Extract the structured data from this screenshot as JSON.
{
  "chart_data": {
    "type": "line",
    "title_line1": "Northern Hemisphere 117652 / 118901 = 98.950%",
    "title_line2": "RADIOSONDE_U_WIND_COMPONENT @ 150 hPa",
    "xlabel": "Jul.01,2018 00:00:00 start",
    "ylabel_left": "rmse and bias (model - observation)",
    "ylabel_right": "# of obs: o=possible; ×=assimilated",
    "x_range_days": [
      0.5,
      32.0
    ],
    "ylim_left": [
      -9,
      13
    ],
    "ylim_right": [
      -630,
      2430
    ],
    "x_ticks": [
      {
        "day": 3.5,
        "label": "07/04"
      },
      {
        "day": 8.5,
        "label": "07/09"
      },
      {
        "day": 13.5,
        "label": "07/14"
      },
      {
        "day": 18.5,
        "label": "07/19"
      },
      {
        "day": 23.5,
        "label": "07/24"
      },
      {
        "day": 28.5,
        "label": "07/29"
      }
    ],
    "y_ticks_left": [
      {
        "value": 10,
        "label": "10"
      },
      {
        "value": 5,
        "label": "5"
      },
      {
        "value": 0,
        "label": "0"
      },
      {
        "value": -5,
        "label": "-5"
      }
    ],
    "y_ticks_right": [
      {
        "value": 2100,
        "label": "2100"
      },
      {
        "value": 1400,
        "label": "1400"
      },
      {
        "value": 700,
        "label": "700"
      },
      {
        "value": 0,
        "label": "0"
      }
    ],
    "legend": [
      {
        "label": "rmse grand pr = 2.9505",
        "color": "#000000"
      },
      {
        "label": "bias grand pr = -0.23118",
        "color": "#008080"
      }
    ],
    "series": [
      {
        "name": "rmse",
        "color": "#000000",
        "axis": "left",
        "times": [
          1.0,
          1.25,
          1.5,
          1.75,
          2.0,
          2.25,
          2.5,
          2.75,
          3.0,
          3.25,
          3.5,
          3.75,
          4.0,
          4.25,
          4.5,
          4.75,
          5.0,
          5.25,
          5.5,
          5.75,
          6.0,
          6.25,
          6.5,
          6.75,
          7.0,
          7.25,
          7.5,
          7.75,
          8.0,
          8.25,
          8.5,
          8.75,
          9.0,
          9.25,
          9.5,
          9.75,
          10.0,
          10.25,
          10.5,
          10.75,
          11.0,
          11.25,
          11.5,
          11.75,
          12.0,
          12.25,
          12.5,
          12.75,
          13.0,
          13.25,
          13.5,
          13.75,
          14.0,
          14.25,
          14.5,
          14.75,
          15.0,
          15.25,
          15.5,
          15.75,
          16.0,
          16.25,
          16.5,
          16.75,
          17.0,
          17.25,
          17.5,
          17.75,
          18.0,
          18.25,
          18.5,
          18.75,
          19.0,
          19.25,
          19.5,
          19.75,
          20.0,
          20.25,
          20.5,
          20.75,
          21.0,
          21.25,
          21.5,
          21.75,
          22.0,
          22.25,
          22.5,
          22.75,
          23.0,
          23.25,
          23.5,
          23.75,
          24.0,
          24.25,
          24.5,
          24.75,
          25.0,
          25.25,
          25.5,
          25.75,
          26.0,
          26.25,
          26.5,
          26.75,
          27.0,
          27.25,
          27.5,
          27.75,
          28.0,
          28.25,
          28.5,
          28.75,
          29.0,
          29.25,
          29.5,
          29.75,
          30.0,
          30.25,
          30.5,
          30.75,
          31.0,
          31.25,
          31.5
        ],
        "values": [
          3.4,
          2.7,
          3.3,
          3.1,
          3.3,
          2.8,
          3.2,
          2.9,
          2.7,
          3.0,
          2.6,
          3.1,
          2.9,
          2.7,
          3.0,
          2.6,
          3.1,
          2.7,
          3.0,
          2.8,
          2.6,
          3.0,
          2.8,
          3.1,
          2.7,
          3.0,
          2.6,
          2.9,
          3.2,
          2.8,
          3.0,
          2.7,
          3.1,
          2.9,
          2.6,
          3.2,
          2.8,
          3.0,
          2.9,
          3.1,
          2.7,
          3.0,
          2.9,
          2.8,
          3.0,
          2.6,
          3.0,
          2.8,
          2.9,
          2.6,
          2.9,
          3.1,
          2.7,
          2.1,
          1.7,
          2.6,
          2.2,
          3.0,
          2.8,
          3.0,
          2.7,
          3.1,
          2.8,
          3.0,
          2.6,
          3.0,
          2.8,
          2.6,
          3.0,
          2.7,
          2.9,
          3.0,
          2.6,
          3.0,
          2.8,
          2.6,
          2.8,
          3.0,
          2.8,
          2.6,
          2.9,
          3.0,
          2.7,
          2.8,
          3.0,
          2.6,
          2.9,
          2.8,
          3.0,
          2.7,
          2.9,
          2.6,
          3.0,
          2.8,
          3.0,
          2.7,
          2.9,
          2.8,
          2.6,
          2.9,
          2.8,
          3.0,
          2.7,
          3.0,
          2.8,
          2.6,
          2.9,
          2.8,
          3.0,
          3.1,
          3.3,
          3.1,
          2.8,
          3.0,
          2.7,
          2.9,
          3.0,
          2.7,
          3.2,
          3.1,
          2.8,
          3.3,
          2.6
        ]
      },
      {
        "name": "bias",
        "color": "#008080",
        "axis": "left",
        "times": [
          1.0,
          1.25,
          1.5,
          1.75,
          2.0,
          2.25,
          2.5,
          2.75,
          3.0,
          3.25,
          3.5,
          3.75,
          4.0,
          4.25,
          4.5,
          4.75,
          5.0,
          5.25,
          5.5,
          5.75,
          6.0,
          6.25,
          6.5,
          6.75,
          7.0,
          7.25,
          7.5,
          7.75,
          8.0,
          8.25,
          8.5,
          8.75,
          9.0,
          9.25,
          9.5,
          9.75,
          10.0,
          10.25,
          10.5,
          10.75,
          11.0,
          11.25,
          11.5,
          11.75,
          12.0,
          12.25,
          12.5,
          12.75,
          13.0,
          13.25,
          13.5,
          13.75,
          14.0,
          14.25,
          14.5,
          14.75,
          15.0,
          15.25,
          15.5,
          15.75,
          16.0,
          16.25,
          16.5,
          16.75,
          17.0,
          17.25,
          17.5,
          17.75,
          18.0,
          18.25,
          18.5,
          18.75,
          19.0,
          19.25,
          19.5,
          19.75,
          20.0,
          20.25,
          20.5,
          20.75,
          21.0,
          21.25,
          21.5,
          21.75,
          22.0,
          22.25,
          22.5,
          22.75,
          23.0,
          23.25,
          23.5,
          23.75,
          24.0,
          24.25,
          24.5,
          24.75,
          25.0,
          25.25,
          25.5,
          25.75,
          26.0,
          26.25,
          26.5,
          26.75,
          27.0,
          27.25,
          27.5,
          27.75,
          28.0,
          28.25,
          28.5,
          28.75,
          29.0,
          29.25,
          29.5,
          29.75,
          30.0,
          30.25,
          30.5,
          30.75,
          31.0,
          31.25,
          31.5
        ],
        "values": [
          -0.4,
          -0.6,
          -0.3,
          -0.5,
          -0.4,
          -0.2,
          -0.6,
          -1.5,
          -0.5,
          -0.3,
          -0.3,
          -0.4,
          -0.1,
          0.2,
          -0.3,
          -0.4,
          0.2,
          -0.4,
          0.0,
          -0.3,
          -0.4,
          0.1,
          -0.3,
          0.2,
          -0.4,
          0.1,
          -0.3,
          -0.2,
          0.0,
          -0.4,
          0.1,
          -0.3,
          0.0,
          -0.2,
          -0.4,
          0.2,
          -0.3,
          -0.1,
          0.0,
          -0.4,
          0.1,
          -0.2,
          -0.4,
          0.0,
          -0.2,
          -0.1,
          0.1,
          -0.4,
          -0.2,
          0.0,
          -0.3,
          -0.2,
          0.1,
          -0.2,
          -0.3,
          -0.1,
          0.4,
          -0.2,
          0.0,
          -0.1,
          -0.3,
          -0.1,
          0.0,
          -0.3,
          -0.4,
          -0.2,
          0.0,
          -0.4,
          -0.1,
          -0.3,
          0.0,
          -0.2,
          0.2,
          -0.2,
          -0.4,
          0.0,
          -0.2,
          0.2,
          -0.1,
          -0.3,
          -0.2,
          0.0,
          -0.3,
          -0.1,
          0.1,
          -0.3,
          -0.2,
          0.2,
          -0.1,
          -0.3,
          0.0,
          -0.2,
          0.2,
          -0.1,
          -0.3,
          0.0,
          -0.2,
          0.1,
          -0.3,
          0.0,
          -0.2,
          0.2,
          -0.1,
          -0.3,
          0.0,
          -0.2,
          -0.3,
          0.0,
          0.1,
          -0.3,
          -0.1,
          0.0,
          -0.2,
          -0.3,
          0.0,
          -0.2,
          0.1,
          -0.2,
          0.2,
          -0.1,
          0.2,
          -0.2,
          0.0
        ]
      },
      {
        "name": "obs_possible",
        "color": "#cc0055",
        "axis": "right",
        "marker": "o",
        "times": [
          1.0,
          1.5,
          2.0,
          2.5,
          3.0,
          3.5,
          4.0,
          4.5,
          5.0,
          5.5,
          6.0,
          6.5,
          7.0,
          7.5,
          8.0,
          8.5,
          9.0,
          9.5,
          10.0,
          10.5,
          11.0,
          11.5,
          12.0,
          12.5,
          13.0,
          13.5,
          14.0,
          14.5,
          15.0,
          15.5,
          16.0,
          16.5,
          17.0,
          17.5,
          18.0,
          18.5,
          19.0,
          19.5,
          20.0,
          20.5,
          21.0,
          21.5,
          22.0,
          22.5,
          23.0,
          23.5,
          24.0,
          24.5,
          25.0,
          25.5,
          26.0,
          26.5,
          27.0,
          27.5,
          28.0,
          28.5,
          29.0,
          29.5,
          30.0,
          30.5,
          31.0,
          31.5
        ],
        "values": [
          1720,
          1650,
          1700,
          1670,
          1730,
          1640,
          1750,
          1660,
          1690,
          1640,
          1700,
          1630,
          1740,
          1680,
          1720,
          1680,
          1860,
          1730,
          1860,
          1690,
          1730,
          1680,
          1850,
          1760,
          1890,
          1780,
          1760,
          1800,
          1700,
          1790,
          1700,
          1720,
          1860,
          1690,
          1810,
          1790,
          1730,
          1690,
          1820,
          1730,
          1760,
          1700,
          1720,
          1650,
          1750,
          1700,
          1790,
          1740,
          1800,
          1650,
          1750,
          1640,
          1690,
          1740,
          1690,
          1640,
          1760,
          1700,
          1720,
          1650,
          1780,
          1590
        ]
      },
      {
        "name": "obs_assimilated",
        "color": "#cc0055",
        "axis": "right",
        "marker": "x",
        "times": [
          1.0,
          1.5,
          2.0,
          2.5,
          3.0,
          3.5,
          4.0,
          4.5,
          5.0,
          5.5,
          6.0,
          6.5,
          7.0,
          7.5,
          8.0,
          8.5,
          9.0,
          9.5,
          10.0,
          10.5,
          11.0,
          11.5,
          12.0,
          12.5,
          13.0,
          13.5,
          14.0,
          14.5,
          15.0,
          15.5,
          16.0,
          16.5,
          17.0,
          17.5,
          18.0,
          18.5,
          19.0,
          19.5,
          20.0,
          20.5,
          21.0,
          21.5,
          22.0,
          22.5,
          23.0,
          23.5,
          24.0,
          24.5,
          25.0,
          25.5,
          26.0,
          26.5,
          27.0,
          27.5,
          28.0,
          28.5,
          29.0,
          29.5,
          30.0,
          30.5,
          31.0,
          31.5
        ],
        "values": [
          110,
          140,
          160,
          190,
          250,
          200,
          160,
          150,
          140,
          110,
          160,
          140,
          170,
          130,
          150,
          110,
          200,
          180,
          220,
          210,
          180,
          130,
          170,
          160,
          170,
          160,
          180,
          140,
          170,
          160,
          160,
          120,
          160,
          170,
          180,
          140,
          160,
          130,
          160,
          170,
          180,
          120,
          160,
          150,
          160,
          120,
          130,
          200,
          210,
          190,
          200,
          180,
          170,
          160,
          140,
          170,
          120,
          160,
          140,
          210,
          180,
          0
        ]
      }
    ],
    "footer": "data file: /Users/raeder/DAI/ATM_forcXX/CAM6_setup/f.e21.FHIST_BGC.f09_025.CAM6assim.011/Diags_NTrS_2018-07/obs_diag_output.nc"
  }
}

------------

* _Exercise brief_
Filter the records for lines holding the string "bias". Copy each one.

* _Task result_
    "ylabel_left": "rmse and bias (model - observation)",
        "label": "bias grand pr = -0.23118",
        "name": "bias",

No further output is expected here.